In the listing below, pick out lines with "ylabel".
─── Material for this exercise
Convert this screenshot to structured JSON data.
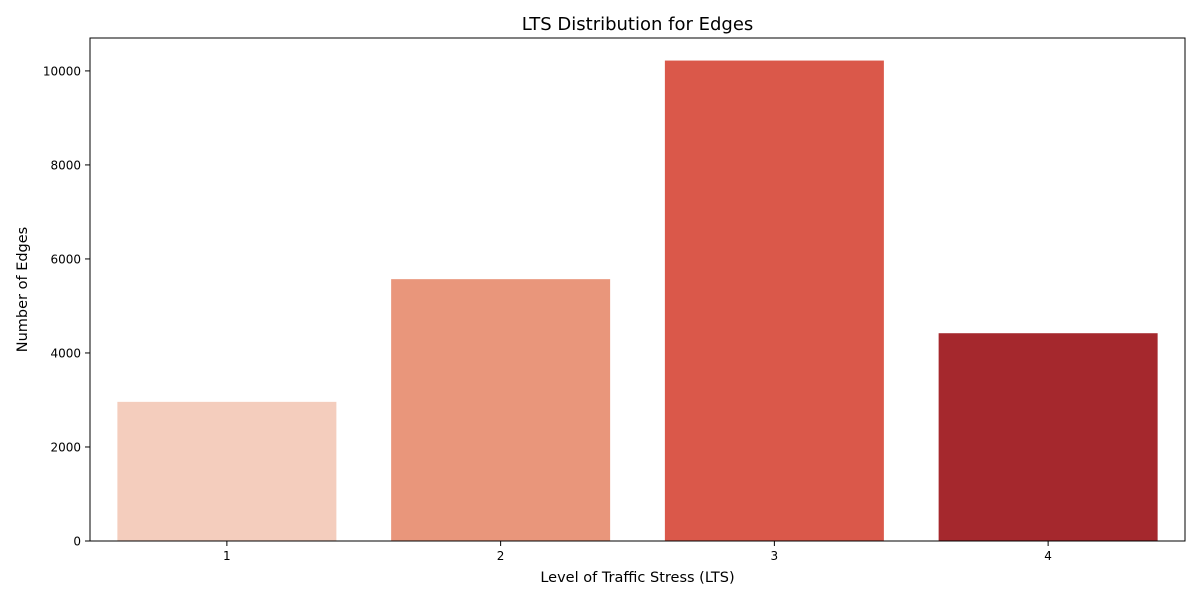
{
  "chart_data": {
    "type": "bar",
    "title": "LTS Distribution for Edges",
    "xlabel": "Level of Traffic Stress (LTS)",
    "ylabel": "Number of Edges",
    "categories": [
      "1",
      "2",
      "3",
      "4"
    ],
    "values": [
      2960,
      5570,
      10220,
      4420
    ],
    "colors": [
      "#f4cdbd",
      "#e9967b",
      "#da584a",
      "#a5282d"
    ],
    "ylim": [
      0,
      10700
    ],
    "yticks": [
      0,
      2000,
      4000,
      6000,
      8000,
      10000
    ],
    "grid": false,
    "legend": "none"
  }
}
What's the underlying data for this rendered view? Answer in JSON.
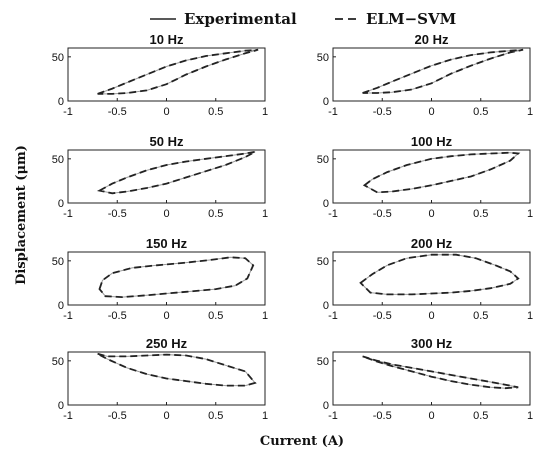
{
  "chart_data": {
    "type": "line",
    "xlabel": "Current (A)",
    "ylabel": "Displacement (μm)",
    "legend": {
      "placement": "top",
      "entries": [
        {
          "name": "Experimental",
          "style": "solid"
        },
        {
          "name": "ELM−SVM",
          "style": "dashed"
        }
      ]
    },
    "x_ticks": [
      "-1",
      "-0.5",
      "0",
      "0.5",
      "1"
    ],
    "y_ticks": [
      "0",
      "50"
    ],
    "xlim": [
      -1,
      1
    ],
    "ylim": [
      0,
      60
    ],
    "grid": false,
    "line_color": "#222222",
    "panels": [
      {
        "title": "10 Hz",
        "upper": [
          [
            -0.7,
            8
          ],
          [
            -0.55,
            14
          ],
          [
            -0.4,
            21
          ],
          [
            -0.2,
            30
          ],
          [
            0,
            39
          ],
          [
            0.2,
            46
          ],
          [
            0.4,
            51
          ],
          [
            0.6,
            54
          ],
          [
            0.8,
            57
          ],
          [
            0.93,
            58
          ]
        ],
        "lower": [
          [
            0.93,
            58
          ],
          [
            0.8,
            54
          ],
          [
            0.6,
            47
          ],
          [
            0.4,
            39
          ],
          [
            0.2,
            30
          ],
          [
            0,
            19
          ],
          [
            -0.2,
            12
          ],
          [
            -0.4,
            9
          ],
          [
            -0.55,
            8
          ],
          [
            -0.7,
            8
          ]
        ]
      },
      {
        "title": "20 Hz",
        "upper": [
          [
            -0.7,
            9
          ],
          [
            -0.55,
            15
          ],
          [
            -0.4,
            22
          ],
          [
            -0.2,
            31
          ],
          [
            0,
            40
          ],
          [
            0.2,
            47
          ],
          [
            0.4,
            52
          ],
          [
            0.6,
            55
          ],
          [
            0.8,
            57
          ],
          [
            0.93,
            58
          ]
        ],
        "lower": [
          [
            0.93,
            58
          ],
          [
            0.8,
            55
          ],
          [
            0.6,
            48
          ],
          [
            0.4,
            40
          ],
          [
            0.2,
            31
          ],
          [
            0,
            20
          ],
          [
            -0.2,
            13
          ],
          [
            -0.4,
            10
          ],
          [
            -0.55,
            9
          ],
          [
            -0.7,
            9
          ]
        ]
      },
      {
        "title": "50 Hz",
        "upper": [
          [
            -0.68,
            14
          ],
          [
            -0.55,
            22
          ],
          [
            -0.4,
            29
          ],
          [
            -0.2,
            37
          ],
          [
            0,
            43
          ],
          [
            0.2,
            47
          ],
          [
            0.4,
            50
          ],
          [
            0.6,
            53
          ],
          [
            0.8,
            56
          ],
          [
            0.9,
            58
          ]
        ],
        "lower": [
          [
            0.9,
            58
          ],
          [
            0.8,
            52
          ],
          [
            0.6,
            43
          ],
          [
            0.4,
            36
          ],
          [
            0.2,
            29
          ],
          [
            0,
            22
          ],
          [
            -0.2,
            17
          ],
          [
            -0.4,
            13
          ],
          [
            -0.55,
            11
          ],
          [
            -0.68,
            14
          ]
        ]
      },
      {
        "title": "100 Hz",
        "upper": [
          [
            -0.68,
            20
          ],
          [
            -0.6,
            27
          ],
          [
            -0.45,
            35
          ],
          [
            -0.25,
            43
          ],
          [
            0,
            50
          ],
          [
            0.2,
            53
          ],
          [
            0.4,
            55
          ],
          [
            0.6,
            56
          ],
          [
            0.8,
            57
          ],
          [
            0.88,
            56
          ]
        ],
        "lower": [
          [
            0.88,
            56
          ],
          [
            0.8,
            48
          ],
          [
            0.6,
            38
          ],
          [
            0.4,
            30
          ],
          [
            0.2,
            25
          ],
          [
            0,
            20
          ],
          [
            -0.2,
            16
          ],
          [
            -0.4,
            13
          ],
          [
            -0.55,
            12
          ],
          [
            -0.68,
            20
          ]
        ]
      },
      {
        "title": "150 Hz",
        "upper": [
          [
            -0.68,
            18
          ],
          [
            -0.65,
            28
          ],
          [
            -0.55,
            36
          ],
          [
            -0.35,
            42
          ],
          [
            -0.1,
            45
          ],
          [
            0.2,
            48
          ],
          [
            0.45,
            51
          ],
          [
            0.65,
            54
          ],
          [
            0.8,
            53
          ],
          [
            0.88,
            45
          ]
        ],
        "lower": [
          [
            0.88,
            45
          ],
          [
            0.82,
            30
          ],
          [
            0.7,
            22
          ],
          [
            0.5,
            18
          ],
          [
            0.2,
            15
          ],
          [
            0,
            13
          ],
          [
            -0.2,
            11
          ],
          [
            -0.45,
            9
          ],
          [
            -0.62,
            10
          ],
          [
            -0.68,
            18
          ]
        ]
      },
      {
        "title": "200 Hz",
        "upper": [
          [
            -0.72,
            25
          ],
          [
            -0.6,
            35
          ],
          [
            -0.45,
            45
          ],
          [
            -0.25,
            53
          ],
          [
            0,
            57
          ],
          [
            0.25,
            57
          ],
          [
            0.45,
            53
          ],
          [
            0.65,
            45
          ],
          [
            0.8,
            38
          ],
          [
            0.88,
            30
          ]
        ],
        "lower": [
          [
            0.88,
            30
          ],
          [
            0.8,
            24
          ],
          [
            0.6,
            19
          ],
          [
            0.4,
            16
          ],
          [
            0.2,
            14
          ],
          [
            0,
            13
          ],
          [
            -0.2,
            12
          ],
          [
            -0.45,
            12
          ],
          [
            -0.62,
            14
          ],
          [
            -0.72,
            25
          ]
        ]
      },
      {
        "title": "250 Hz",
        "upper": [
          [
            -0.7,
            58
          ],
          [
            -0.6,
            55
          ],
          [
            -0.4,
            55
          ],
          [
            -0.2,
            56
          ],
          [
            0,
            57
          ],
          [
            0.2,
            56
          ],
          [
            0.4,
            52
          ],
          [
            0.6,
            45
          ],
          [
            0.8,
            38
          ],
          [
            0.9,
            25
          ]
        ],
        "lower": [
          [
            0.9,
            25
          ],
          [
            0.8,
            22
          ],
          [
            0.6,
            22
          ],
          [
            0.4,
            24
          ],
          [
            0.2,
            27
          ],
          [
            0,
            30
          ],
          [
            -0.2,
            35
          ],
          [
            -0.4,
            42
          ],
          [
            -0.6,
            52
          ],
          [
            -0.7,
            58
          ]
        ]
      },
      {
        "title": "300 Hz",
        "upper": [
          [
            -0.7,
            55
          ],
          [
            -0.55,
            50
          ],
          [
            -0.4,
            46
          ],
          [
            -0.2,
            42
          ],
          [
            0,
            38
          ],
          [
            0.2,
            34
          ],
          [
            0.4,
            30
          ],
          [
            0.6,
            26
          ],
          [
            0.75,
            23
          ],
          [
            0.88,
            20
          ]
        ],
        "lower": [
          [
            0.88,
            20
          ],
          [
            0.75,
            19
          ],
          [
            0.6,
            20
          ],
          [
            0.4,
            23
          ],
          [
            0.2,
            27
          ],
          [
            0,
            32
          ],
          [
            -0.2,
            38
          ],
          [
            -0.4,
            44
          ],
          [
            -0.55,
            49
          ],
          [
            -0.7,
            55
          ]
        ]
      }
    ]
  }
}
──────
• Solution:
    "ylabel": "Number of Edges",
    "ylabel": "Displacement (μm)",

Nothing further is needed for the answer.